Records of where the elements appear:
┌────────

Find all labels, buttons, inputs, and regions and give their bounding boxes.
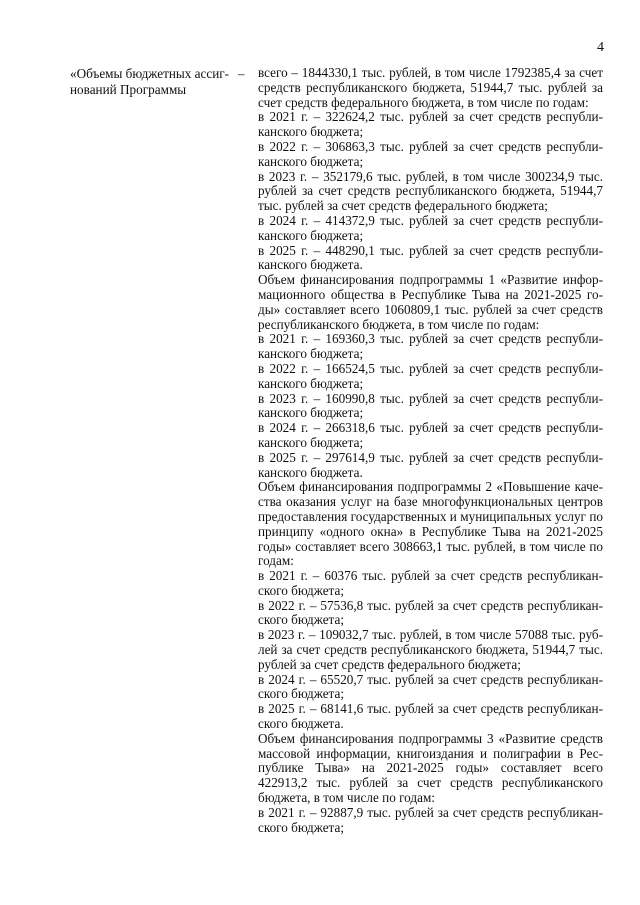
content-line: в 2025 г. – 297614,9 тыс. рублей за счет средств республи- [258, 449, 603, 465]
content-line: в 2024 г. – 65520,7 тыс. рублей за счет средств республикан- [258, 671, 603, 687]
content-line: канского бюджета; [258, 375, 364, 391]
content-line: всего – 1844330,1 тыс. рублей, в том числе 1792385,4 за счет [258, 65, 603, 80]
table-row-content [258, 66, 603, 835]
content-line: в 2024 г. – 414372,9 тыс. рублей за счет средств республи- [258, 212, 603, 228]
content-line: мационного общества в Республике Тыва на 2021-2025 го- [258, 286, 603, 302]
content-line: ства оказания услуг на базе многофункциональных центров [258, 494, 603, 510]
content-line: в 2023 г. – 352179,6 тыс. рублей, в том числе 300234,9 тыс. [258, 168, 603, 184]
content-line: средств республиканского бюджета, 51944,7 тыс. рублей за [258, 79, 603, 95]
content-line: ского бюджета. [258, 716, 344, 732]
table-row-label [70, 66, 238, 98]
content-line: ского бюджета; [258, 819, 344, 835]
page-number: 4 [597, 40, 604, 55]
content-line: в 2022 г. – 306863,3 тыс. рублей за счет средств республи- [258, 138, 603, 154]
content-line: канского бюджета; [258, 434, 364, 450]
content-line: Объем финансирования подпрограммы 2 «Повышение каче- [258, 479, 603, 495]
content-line: ды» составляет всего 1060809,1 тыс. рублей за счет средств [258, 301, 603, 317]
separator-dash: – [238, 66, 245, 81]
content-line: рублей за счет средств федерального бюджета; [258, 656, 521, 672]
content-line: канского бюджета; [258, 124, 364, 140]
content-line: ского бюджета; [258, 582, 344, 598]
content-line: в 2025 г. – 448290,1 тыс. рублей за счет средств республи- [258, 242, 603, 258]
label-line: «Объемы бюджетных ассиг- [70, 66, 230, 81]
content-line: Объем финансирования подпрограммы 1 «Развитие инфор- [258, 272, 603, 288]
label-line: нований Программы [70, 82, 187, 98]
content-line: Объем финансирования подпрограммы 3 «Развитие средств [258, 730, 603, 746]
content-line: канского бюджета; [258, 153, 364, 169]
content-line: массовой информации, книгоиздания и полиграфии в Рес- [258, 745, 603, 761]
content-line: предоставления государственных и муниципальных услуг по [258, 508, 603, 524]
content-line: в 2021 г. – 92887,9 тыс. рублей за счет средств республикан- [258, 804, 603, 820]
content-line: в 2021 г. – 322624,2 тыс. рублей за счет средств республи- [258, 109, 603, 125]
content-line: в 2022 г. – 166524,5 тыс. рублей за счет средств республи- [258, 360, 603, 376]
content-line: годы» составляет всего 308663,1 тыс. рублей, в том числе по [258, 538, 603, 554]
content-line: в 2022 г. – 57536,8 тыс. рублей за счет средств республикан- [258, 597, 603, 613]
content-line: 422913,2 тыс. рублей за счет средств республиканского [258, 775, 603, 791]
content-line: принципу «одного окна» в Республике Тыва на 2021-2025 [258, 523, 603, 539]
content-line: лей за счет средств республиканского бюджета, 51944,7 тыс. [258, 642, 603, 658]
content-line: в 2023 г. – 109032,7 тыс. рублей, в том числе 57088 тыс. руб- [258, 627, 603, 643]
content-line: годам: [258, 553, 294, 569]
content-line: канского бюджета; [258, 405, 364, 421]
content-line: в 2021 г. – 60376 тыс. рублей за счет средств республикан- [258, 568, 603, 584]
content-line: в 2025 г. – 68141,6 тыс. рублей за счет средств республикан- [258, 701, 603, 717]
content-line: рублей за счет средств республиканского бюджета, 51944,7 [258, 183, 603, 199]
content-line: счет средств федерального бюджета, в том числе по годам: [258, 94, 589, 110]
content-line: тыс. рублей за счет средств федерального бюджета; [258, 198, 548, 214]
content-line: ского бюджета; [258, 612, 344, 628]
content-line: канского бюджета. [258, 257, 363, 273]
content-line: ского бюджета; [258, 686, 344, 702]
content-line: в 2023 г. – 160990,8 тыс. рублей за счет средств республи- [258, 390, 603, 406]
content-line: в 2024 г. – 266318,6 тыс. рублей за счет средств республи- [258, 420, 603, 436]
content-line: в 2021 г. – 169360,3 тыс. рублей за счет средств республи- [258, 331, 603, 347]
content-line: канского бюджета; [258, 346, 364, 362]
content-line: канского бюджета; [258, 227, 364, 243]
content-line: канского бюджета. [258, 464, 363, 480]
content-line: бюджета, в том числе по годам: [258, 790, 435, 806]
content-line: публике Тыва» на 2021-2025 годы» составляет всего [258, 760, 603, 776]
content-line: республиканского бюджета, в том числе по годам: [258, 316, 540, 332]
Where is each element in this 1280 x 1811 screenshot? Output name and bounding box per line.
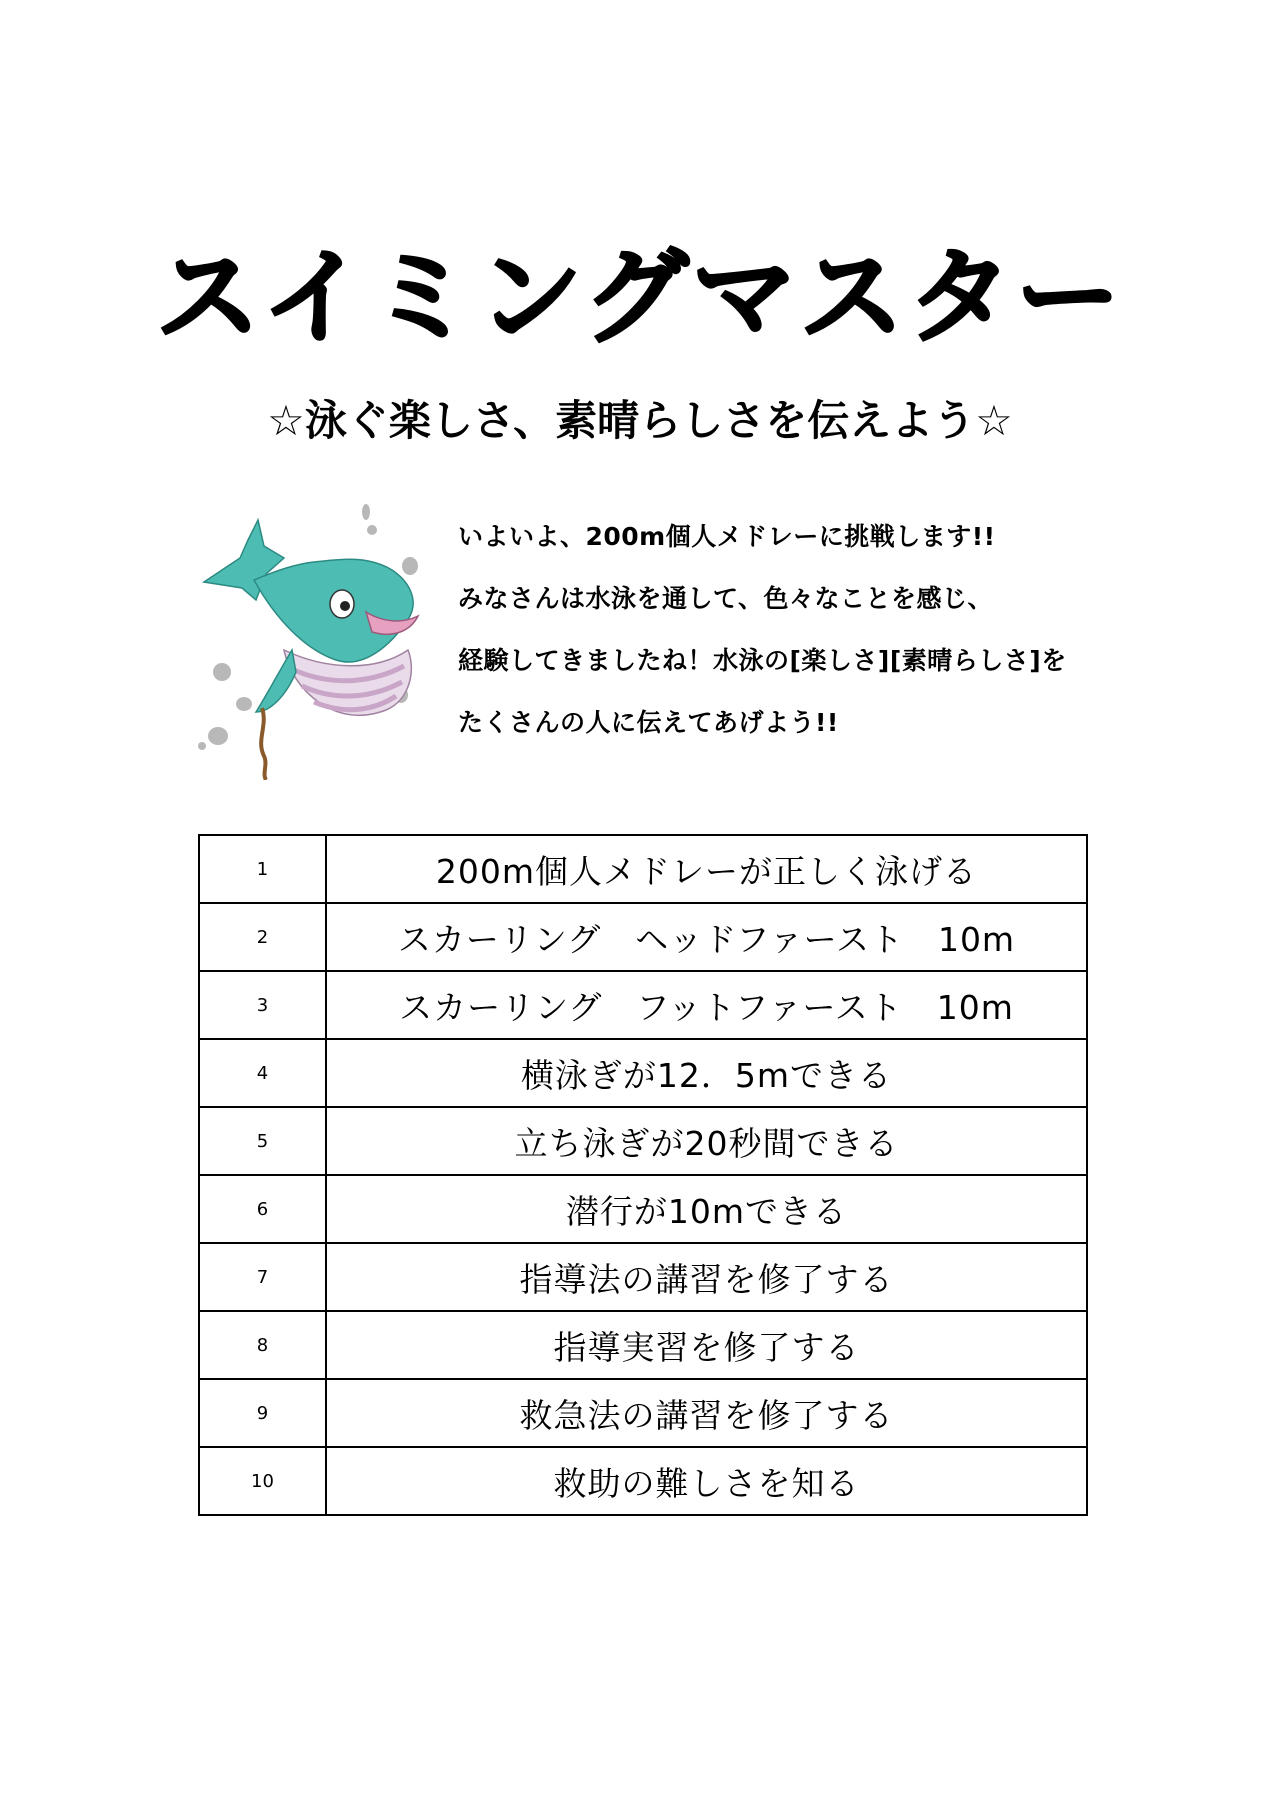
task-text: 指導法の講習を修了する: [326, 1243, 1087, 1311]
table-row: [199, 971, 1087, 1039]
page-subtitle: ☆泳ぐ楽しさ、素晴らしさを伝えよう☆: [267, 396, 1013, 445]
whale-icon: [196, 500, 436, 780]
task-text: 横泳ぎが12．5mできる: [326, 1039, 1087, 1107]
intro-line: たくさんの人に伝えてあげよう!!: [458, 708, 839, 737]
table-row: [199, 1175, 1087, 1243]
task-number: 5: [199, 1107, 326, 1175]
task-text: 指導実習を修了する: [326, 1311, 1087, 1379]
task-number: 9: [199, 1379, 326, 1447]
task-number: 3: [199, 971, 326, 1039]
task-table: [198, 834, 1088, 1516]
task-text: 潜行が10mできる: [326, 1175, 1087, 1243]
intro-line: いよいよ、200m個人メドレーに挑戦します!!: [458, 522, 996, 551]
intro-line: 経験してきましたね！水泳の[楽しさ][素晴らしさ]を: [458, 646, 1067, 675]
task-number: 4: [199, 1039, 326, 1107]
table-row: [199, 1311, 1087, 1379]
table-row: [199, 835, 1087, 903]
table-row: [199, 903, 1087, 971]
task-number: 2: [199, 903, 326, 971]
task-number: 8: [199, 1311, 326, 1379]
task-number: 1: [199, 835, 326, 903]
task-number: 6: [199, 1175, 326, 1243]
task-text: スカーリング ヘッドファースト 10m: [326, 903, 1087, 971]
intro-line: みなさんは水泳を通して、色々なことを感じ、: [458, 584, 994, 613]
task-text: 200m個人メドレーが正しく泳げる: [326, 835, 1087, 903]
page-title: スイミングマスター: [156, 236, 1124, 358]
task-text: 救助の難しさを知る: [326, 1447, 1087, 1515]
task-text: スカーリング フットファースト 10m: [326, 971, 1087, 1039]
task-number: 10: [199, 1447, 326, 1515]
table-row: [199, 1447, 1087, 1515]
task-number: 7: [199, 1243, 326, 1311]
task-text: 救急法の講習を修了する: [326, 1379, 1087, 1447]
intro-text: [458, 506, 1098, 754]
table-row: [199, 1379, 1087, 1447]
table-row: [199, 1107, 1087, 1175]
table-row: [199, 1243, 1087, 1311]
task-text: 立ち泳ぎが20秒間できる: [326, 1107, 1087, 1175]
table-row: [199, 1039, 1087, 1107]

└────────

Copy out all of the rows above again with "content-line" replaced by "text-line" at every occurrence and nothing else altered. Leave the pictures out.

Find all labels, buttons, inputs, and regions and give their bounding boxes.
text-line: в 2025 г. – 297614,9 тыс. рублей за счет средств республи- [258, 449, 603, 465]
text-line: в 2024 г. – 65520,7 тыс. рублей за счет средств республикан- [258, 671, 603, 687]
text-line: канского бюджета; [258, 375, 364, 391]
text-line: всего – 1844330,1 тыс. рублей, в том числе 1792385,4 за счет [258, 65, 603, 80]
table-row-content [258, 66, 603, 835]
text-line: в 2024 г. – 414372,9 тыс. рублей за счет средств республи- [258, 212, 603, 228]
text-line: мационного общества в Республике Тыва на 2021-2025 го- [258, 286, 603, 302]
text-line: ства оказания услуг на базе многофункциональных центров [258, 494, 603, 510]
text-line: в 2023 г. – 352179,6 тыс. рублей, в том числе 300234,9 тыс. [258, 168, 603, 184]
text-line: средств республиканского бюджета, 51944,7 тыс. рублей за [258, 79, 603, 95]
text-line: ского бюджета. [258, 716, 344, 732]
table-row-label [70, 66, 238, 98]
text-line: ского бюджета; [258, 819, 344, 835]
page-number: 4 [597, 40, 604, 55]
text-line: в 2022 г. – 306863,3 тыс. рублей за счет средств республи- [258, 138, 603, 154]
text-line: канского бюджета; [258, 434, 364, 450]
text-line: Объем финансирования подпрограммы 2 «Повышение каче- [258, 479, 603, 495]
text-line: ды» составляет всего 1060809,1 тыс. рублей за счет средств [258, 301, 603, 317]
separator-dash: – [238, 66, 245, 81]
text-line: рублей за счет средств федерального бюджета; [258, 656, 521, 672]
text-line: канского бюджета; [258, 124, 364, 140]
text-line: ского бюджета; [258, 582, 344, 598]
text-line: в 2025 г. – 448290,1 тыс. рублей за счет средств республи- [258, 242, 603, 258]
label-line: «Объемы бюджетных ассиг- [70, 66, 230, 81]
text-line: Объем финансирования подпрограммы 1 «Развитие инфор- [258, 272, 603, 288]
label-line: нований Программы [70, 82, 187, 98]
text-line: Объем финансирования подпрограммы 3 «Развитие средств [258, 730, 603, 746]
text-line: канского бюджета; [258, 153, 364, 169]
text-line: массовой информации, книгоиздания и полиграфии в Рес- [258, 745, 603, 761]
text-line: предоставления государственных и муниципальных услуг по [258, 508, 603, 524]
text-line: в 2021 г. – 92887,9 тыс. рублей за счет средств республикан- [258, 804, 603, 820]
text-line: в 2021 г. – 322624,2 тыс. рублей за счет средств республи- [258, 109, 603, 125]
text-line: в 2022 г. – 166524,5 тыс. рублей за счет средств республи- [258, 360, 603, 376]
text-line: годы» составляет всего 308663,1 тыс. рублей, в том числе по [258, 538, 603, 554]
text-line: в 2022 г. – 57536,8 тыс. рублей за счет средств республикан- [258, 597, 603, 613]
text-line: 422913,2 тыс. рублей за счет средств республиканского [258, 775, 603, 791]
text-line: принципу «одного окна» в Республике Тыва на 2021-2025 [258, 523, 603, 539]
text-line: лей за счет средств республиканского бюджета, 51944,7 тыс. [258, 642, 603, 658]
text-line: в 2023 г. – 109032,7 тыс. рублей, в том числе 57088 тыс. руб- [258, 627, 603, 643]
text-line: годам: [258, 553, 294, 569]
text-line: канского бюджета; [258, 405, 364, 421]
text-line: в 2021 г. – 60376 тыс. рублей за счет средств республикан- [258, 568, 603, 584]
text-line: в 2025 г. – 68141,6 тыс. рублей за счет средств республикан- [258, 701, 603, 717]
text-line: рублей за счет средств республиканского бюджета, 51944,7 [258, 183, 603, 199]
text-line: счет средств федерального бюджета, в том числе по годам: [258, 94, 589, 110]
text-line: тыс. рублей за счет средств федерального бюджета; [258, 198, 548, 214]
text-line: ского бюджета; [258, 612, 344, 628]
text-line: канского бюджета. [258, 257, 363, 273]
text-line: ского бюджета; [258, 686, 344, 702]
text-line: в 2023 г. – 160990,8 тыс. рублей за счет средств республи- [258, 390, 603, 406]
text-line: в 2024 г. – 266318,6 тыс. рублей за счет средств республи- [258, 420, 603, 436]
text-line: в 2021 г. – 169360,3 тыс. рублей за счет средств республи- [258, 331, 603, 347]
text-line: канского бюджета; [258, 346, 364, 362]
text-line: канского бюджета; [258, 227, 364, 243]
text-line: канского бюджета. [258, 464, 363, 480]
text-line: бюджета, в том числе по годам: [258, 790, 435, 806]
text-line: публике Тыва» на 2021-2025 годы» составляет всего [258, 760, 603, 776]
text-line: республиканского бюджета, в том числе по годам: [258, 316, 540, 332]
Where is each element in this 1280 x 1811 screenshot? Output name and bounding box per line.
task-text: 指導法の講習を修了する: [326, 1243, 1087, 1311]
table-row: [199, 971, 1087, 1039]
page-subtitle: ☆泳ぐ楽しさ、素晴らしさを伝えよう☆: [267, 396, 1013, 445]
whale-icon: [196, 500, 436, 780]
task-text: 横泳ぎが12．5mできる: [326, 1039, 1087, 1107]
intro-line: たくさんの人に伝えてあげよう!!: [458, 708, 839, 737]
table-row: [199, 1175, 1087, 1243]
task-number: 5: [199, 1107, 326, 1175]
task-text: 指導実習を修了する: [326, 1311, 1087, 1379]
task-number: 9: [199, 1379, 326, 1447]
task-number: 3: [199, 971, 326, 1039]
task-table: [198, 834, 1088, 1516]
task-text: 潜行が10mできる: [326, 1175, 1087, 1243]
intro-line: いよいよ、200m個人メドレーに挑戦します!!: [458, 522, 996, 551]
intro-line: 経験してきましたね！水泳の[楽しさ][素晴らしさ]を: [458, 646, 1067, 675]
task-number: 4: [199, 1039, 326, 1107]
table-row: [199, 1311, 1087, 1379]
table-row: [199, 835, 1087, 903]
table-row: [199, 903, 1087, 971]
task-number: 2: [199, 903, 326, 971]
task-number: 8: [199, 1311, 326, 1379]
task-number: 1: [199, 835, 326, 903]
task-number: 6: [199, 1175, 326, 1243]
task-text: スカーリング ヘッドファースト 10m: [326, 903, 1087, 971]
intro-line: みなさんは水泳を通して、色々なことを感じ、: [458, 584, 994, 613]
task-text: 200m個人メドレーが正しく泳げる: [326, 835, 1087, 903]
page-title: スイミングマスター: [156, 236, 1124, 358]
task-text: 救助の難しさを知る: [326, 1447, 1087, 1515]
task-text: スカーリング フットファースト 10m: [326, 971, 1087, 1039]
task-number: 10: [199, 1447, 326, 1515]
table-row: [199, 1447, 1087, 1515]
task-number: 7: [199, 1243, 326, 1311]
task-text: 救急法の講習を修了する: [326, 1379, 1087, 1447]
intro-text: [458, 506, 1098, 754]
table-row: [199, 1379, 1087, 1447]
table-row: [199, 1107, 1087, 1175]
table-row: [199, 1243, 1087, 1311]
task-text: 立ち泳ぎが20秒間できる: [326, 1107, 1087, 1175]
table-row: [199, 1039, 1087, 1107]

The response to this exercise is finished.